## start Records for the task

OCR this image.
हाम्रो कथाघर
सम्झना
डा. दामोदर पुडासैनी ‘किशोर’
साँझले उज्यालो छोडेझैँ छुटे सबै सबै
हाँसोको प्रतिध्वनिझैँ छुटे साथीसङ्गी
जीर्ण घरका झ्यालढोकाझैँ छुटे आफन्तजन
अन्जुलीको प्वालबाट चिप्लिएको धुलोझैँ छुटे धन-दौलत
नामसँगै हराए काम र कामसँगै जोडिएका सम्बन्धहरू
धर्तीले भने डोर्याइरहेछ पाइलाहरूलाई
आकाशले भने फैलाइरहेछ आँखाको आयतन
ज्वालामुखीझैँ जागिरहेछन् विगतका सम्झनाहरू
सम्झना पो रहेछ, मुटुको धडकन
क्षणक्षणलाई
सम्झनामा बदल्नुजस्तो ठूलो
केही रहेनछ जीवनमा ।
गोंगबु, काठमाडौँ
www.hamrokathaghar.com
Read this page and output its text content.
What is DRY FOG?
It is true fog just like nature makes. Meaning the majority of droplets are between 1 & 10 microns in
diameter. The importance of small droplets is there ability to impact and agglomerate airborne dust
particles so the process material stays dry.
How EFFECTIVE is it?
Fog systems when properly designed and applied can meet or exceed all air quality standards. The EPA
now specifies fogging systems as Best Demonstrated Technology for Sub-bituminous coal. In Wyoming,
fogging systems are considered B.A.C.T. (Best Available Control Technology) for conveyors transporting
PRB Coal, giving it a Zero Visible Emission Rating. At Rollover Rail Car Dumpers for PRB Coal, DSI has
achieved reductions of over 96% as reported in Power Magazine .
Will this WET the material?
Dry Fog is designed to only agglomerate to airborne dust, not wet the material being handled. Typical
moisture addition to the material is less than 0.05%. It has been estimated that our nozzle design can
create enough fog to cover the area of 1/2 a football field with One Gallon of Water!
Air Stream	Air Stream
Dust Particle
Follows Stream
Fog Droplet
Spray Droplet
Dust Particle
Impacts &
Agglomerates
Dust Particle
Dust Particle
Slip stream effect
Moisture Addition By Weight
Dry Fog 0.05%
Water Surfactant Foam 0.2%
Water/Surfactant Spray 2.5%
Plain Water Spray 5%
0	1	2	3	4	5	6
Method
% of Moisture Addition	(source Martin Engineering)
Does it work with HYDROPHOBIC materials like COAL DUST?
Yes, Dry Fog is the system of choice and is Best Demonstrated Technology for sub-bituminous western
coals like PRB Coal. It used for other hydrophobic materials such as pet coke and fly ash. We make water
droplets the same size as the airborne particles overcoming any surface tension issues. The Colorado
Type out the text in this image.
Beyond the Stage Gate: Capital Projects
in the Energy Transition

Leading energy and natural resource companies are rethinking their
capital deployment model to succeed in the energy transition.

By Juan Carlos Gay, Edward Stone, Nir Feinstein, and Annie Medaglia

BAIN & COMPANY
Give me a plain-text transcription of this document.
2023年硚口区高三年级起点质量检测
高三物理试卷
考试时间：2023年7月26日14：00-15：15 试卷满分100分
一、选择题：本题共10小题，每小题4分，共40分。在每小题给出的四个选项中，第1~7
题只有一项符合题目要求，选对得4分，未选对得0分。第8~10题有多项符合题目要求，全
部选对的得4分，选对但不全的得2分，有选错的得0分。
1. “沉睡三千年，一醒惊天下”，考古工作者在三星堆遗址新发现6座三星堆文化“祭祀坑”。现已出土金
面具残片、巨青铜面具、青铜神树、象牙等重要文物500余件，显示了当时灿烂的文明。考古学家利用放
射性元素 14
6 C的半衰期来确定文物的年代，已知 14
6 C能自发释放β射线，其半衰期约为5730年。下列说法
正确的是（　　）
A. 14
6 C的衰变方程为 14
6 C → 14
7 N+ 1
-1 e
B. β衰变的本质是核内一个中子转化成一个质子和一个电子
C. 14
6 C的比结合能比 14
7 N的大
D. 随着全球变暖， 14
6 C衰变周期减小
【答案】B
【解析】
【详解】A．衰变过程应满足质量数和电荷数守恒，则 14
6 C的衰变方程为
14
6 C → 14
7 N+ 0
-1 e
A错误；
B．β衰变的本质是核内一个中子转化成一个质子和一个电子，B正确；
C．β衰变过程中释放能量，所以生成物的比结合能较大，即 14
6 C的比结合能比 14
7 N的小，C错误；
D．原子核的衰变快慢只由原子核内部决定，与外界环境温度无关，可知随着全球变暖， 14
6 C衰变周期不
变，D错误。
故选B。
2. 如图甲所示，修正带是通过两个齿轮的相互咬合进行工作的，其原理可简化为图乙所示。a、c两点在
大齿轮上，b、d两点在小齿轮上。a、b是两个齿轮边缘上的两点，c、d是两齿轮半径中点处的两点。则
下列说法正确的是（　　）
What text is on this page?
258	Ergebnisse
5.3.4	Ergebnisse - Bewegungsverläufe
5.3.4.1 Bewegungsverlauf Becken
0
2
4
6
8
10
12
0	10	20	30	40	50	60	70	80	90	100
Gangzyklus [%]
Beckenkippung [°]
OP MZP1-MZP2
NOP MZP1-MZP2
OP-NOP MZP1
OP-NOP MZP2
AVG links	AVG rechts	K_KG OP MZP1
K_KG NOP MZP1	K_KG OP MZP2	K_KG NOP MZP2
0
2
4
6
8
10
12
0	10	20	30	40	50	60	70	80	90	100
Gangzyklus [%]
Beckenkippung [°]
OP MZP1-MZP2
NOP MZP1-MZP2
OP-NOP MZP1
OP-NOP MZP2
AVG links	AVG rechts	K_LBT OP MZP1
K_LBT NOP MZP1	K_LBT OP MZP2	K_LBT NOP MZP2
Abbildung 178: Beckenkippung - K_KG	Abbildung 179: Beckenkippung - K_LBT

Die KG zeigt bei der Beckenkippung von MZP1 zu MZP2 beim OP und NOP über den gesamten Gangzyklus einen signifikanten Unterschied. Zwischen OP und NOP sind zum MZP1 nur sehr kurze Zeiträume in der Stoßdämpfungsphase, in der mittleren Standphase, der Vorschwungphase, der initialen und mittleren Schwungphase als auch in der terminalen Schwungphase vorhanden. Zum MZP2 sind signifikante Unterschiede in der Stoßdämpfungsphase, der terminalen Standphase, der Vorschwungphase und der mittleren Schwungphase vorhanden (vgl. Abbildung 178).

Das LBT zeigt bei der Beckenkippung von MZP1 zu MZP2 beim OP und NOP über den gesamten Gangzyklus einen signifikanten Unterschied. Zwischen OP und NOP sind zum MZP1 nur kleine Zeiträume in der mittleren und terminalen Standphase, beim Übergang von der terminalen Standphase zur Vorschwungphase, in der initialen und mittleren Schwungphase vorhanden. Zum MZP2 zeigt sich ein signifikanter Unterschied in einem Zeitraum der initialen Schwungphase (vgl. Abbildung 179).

## end Records for the task

Task directions:
Go through the data and return every record exactly.

Response:
OCR this image.
हाम्रो कथाघर
सम्झना
डा. दामोदर पुडासैनी ‘किशोर’
साँझले उज्यालो छोडेझैँ छुटे सबै सबै
हाँसोको प्रतिध्वनिझैँ छुटे साथीसङ्गी
जीर्ण घरका झ्यालढोकाझैँ छुटे आफन्तजन
अन्जुलीको प्वालबाट चिप्लिएको धुलोझैँ छुटे धन-दौलत
नामसँगै हराए काम र कामसँगै जोडिएका सम्बन्धहरू
धर्तीले भने डोर्याइरहेछ पाइलाहरूलाई
आकाशले भने फैलाइरहेछ आँखाको आयतन
ज्वालामुखीझैँ जागिरहेछन् विगतका सम्झनाहरू
सम्झना पो रहेछ, मुटुको धडकन
क्षणक्षणलाई
सम्झनामा बदल्नुजस्तो ठूलो
केही रहेनछ जीवनमा ।
गोंगबु, काठमाडौँ
www.hamrokathaghar.com
Read this page and output its text content.
What is DRY FOG?
It is true fog just like nature makes. Meaning the majority of droplets are between 1 & 10 microns in
diameter. The importance of small droplets is there ability to impact and agglomerate airborne dust
particles so the process material stays dry.
How EFFECTIVE is it?
Fog systems when properly designed and applied can meet or exceed all air quality standards. The EPA
now specifies fogging systems as Best Demonstrated Technology for Sub-bituminous coal. In Wyoming,
fogging systems are considered B.A.C.T. (Best Available Control Technology) for conveyors transporting
PRB Coal, giving it a Zero Visible Emission Rating. At Rollover Rail Car Dumpers for PRB Coal, DSI has
achieved reductions of over 96% as reported in Power Magazine .
Will this WET the material?
Dry Fog is designed to only agglomerate to airborne dust, not wet the material being handled. Typical
moisture addition to the material is less than 0.05%. It has been estimated that our nozzle design can
create enough fog to cover the area of 1/2 a football field with One Gallon of Water!
Air Stream	Air Stream
Dust Particle
Follows Stream
Fog Droplet
Spray Droplet
Dust Particle
Impacts &
Agglomerates
Dust Particle
Dust Particle
Slip stream effect
Moisture Addition By Weight
Dry Fog 0.05%
Water Surfactant Foam 0.2%
Water/Surfactant Spray 2.5%
Plain Water Spray 5%
0	1	2	3	4	5	6
Method
% of Moisture Addition	(source Martin Engineering)
Does it work with HYDROPHOBIC materials like COAL DUST?
Yes, Dry Fog is the system of choice and is Best Demonstrated Technology for sub-bituminous western
coals like PRB Coal. It used for other hydrophobic materials such as pet coke and fly ash. We make water
droplets the same size as the airborne particles overcoming any surface tension issues. The Colorado
Type out the text in this image.
Beyond the Stage Gate: Capital Projects
in the Energy Transition

Leading energy and natural resource companies are rethinking their
capital deployment model to succeed in the energy transition.

By Juan Carlos Gay, Edward Stone, Nir Feinstein, and Annie Medaglia

BAIN & COMPANY
Give me a plain-text transcription of this document.
2023年硚口区高三年级起点质量检测
高三物理试卷
考试时间：2023年7月26日14：00-15：15 试卷满分100分
一、选择题：本题共10小题，每小题4分，共40分。在每小题给出的四个选项中，第1~7
题只有一项符合题目要求，选对得4分，未选对得0分。第8~10题有多项符合题目要求，全
部选对的得4分，选对但不全的得2分，有选错的得0分。
1. “沉睡三千年，一醒惊天下”，考古工作者在三星堆遗址新发现6座三星堆文化“祭祀坑”。现已出土金
面具残片、巨青铜面具、青铜神树、象牙等重要文物500余件，显示了当时灿烂的文明。考古学家利用放
射性元素 14
6 C的半衰期来确定文物的年代，已知 14
6 C能自发释放β射线，其半衰期约为5730年。下列说法
正确的是（　　）
A. 14
6 C的衰变方程为 14
6 C → 14
7 N+ 1
-1 e
B. β衰变的本质是核内一个中子转化成一个质子和一个电子
C. 14
6 C的比结合能比 14
7 N的大
D. 随着全球变暖， 14
6 C衰变周期减小
【答案】B
【解析】
【详解】A．衰变过程应满足质量数和电荷数守恒，则 14
6 C的衰变方程为
14
6 C → 14
7 N+ 0
-1 e
A错误；
B．β衰变的本质是核内一个中子转化成一个质子和一个电子，B正确；
C．β衰变过程中释放能量，所以生成物的比结合能较大，即 14
6 C的比结合能比 14
7 N的小，C错误；
D．原子核的衰变快慢只由原子核内部决定，与外界环境温度无关，可知随着全球变暖， 14
6 C衰变周期不
变，D错误。
故选B。
2. 如图甲所示，修正带是通过两个齿轮的相互咬合进行工作的，其原理可简化为图乙所示。a、c两点在
大齿轮上，b、d两点在小齿轮上。a、b是两个齿轮边缘上的两点，c、d是两齿轮半径中点处的两点。则
下列说法正确的是（　　）
What text is on this page?
258	Ergebnisse
5.3.4	Ergebnisse - Bewegungsverläufe
5.3.4.1 Bewegungsverlauf Becken
0
2
4
6
8
10
12
0	10	20	30	40	50	60	70	80	90	100
Gangzyklus [%]
Beckenkippung [°]
OP MZP1-MZP2
NOP MZP1-MZP2
OP-NOP MZP1
OP-NOP MZP2
AVG links	AVG rechts	K_KG OP MZP1
K_KG NOP MZP1	K_KG OP MZP2	K_KG NOP MZP2
0
2
4
6
8
10
12
0	10	20	30	40	50	60	70	80	90	100
Gangzyklus [%]
Beckenkippung [°]
OP MZP1-MZP2
NOP MZP1-MZP2
OP-NOP MZP1
OP-NOP MZP2
AVG links	AVG rechts	K_LBT OP MZP1
K_LBT NOP MZP1	K_LBT OP MZP2	K_LBT NOP MZP2
Abbildung 178: Beckenkippung - K_KG	Abbildung 179: Beckenkippung - K_LBT

Die KG zeigt bei der Beckenkippung von MZP1 zu MZP2 beim OP und NOP über den gesamten Gangzyklus einen signifikanten Unterschied. Zwischen OP und NOP sind zum MZP1 nur sehr kurze Zeiträume in der Stoßdämpfungsphase, in der mittleren Standphase, der Vorschwungphase, der initialen und mittleren Schwungphase als auch in der terminalen Schwungphase vorhanden. Zum MZP2 sind signifikante Unterschiede in der Stoßdämpfungsphase, der terminalen Standphase, der Vorschwungphase und der mittleren Schwungphase vorhanden (vgl. Abbildung 178).

Das LBT zeigt bei der Beckenkippung von MZP1 zu MZP2 beim OP und NOP über den gesamten Gangzyklus einen signifikanten Unterschied. Zwischen OP und NOP sind zum MZP1 nur kleine Zeiträume in der mittleren und terminalen Standphase, beim Übergang von der terminalen Standphase zur Vorschwungphase, in der initialen und mittleren Schwungphase vorhanden. Zum MZP2 zeigt sich ein signifikanter Unterschied in einem Zeitraum der initialen Schwungphase (vgl. Abbildung 179).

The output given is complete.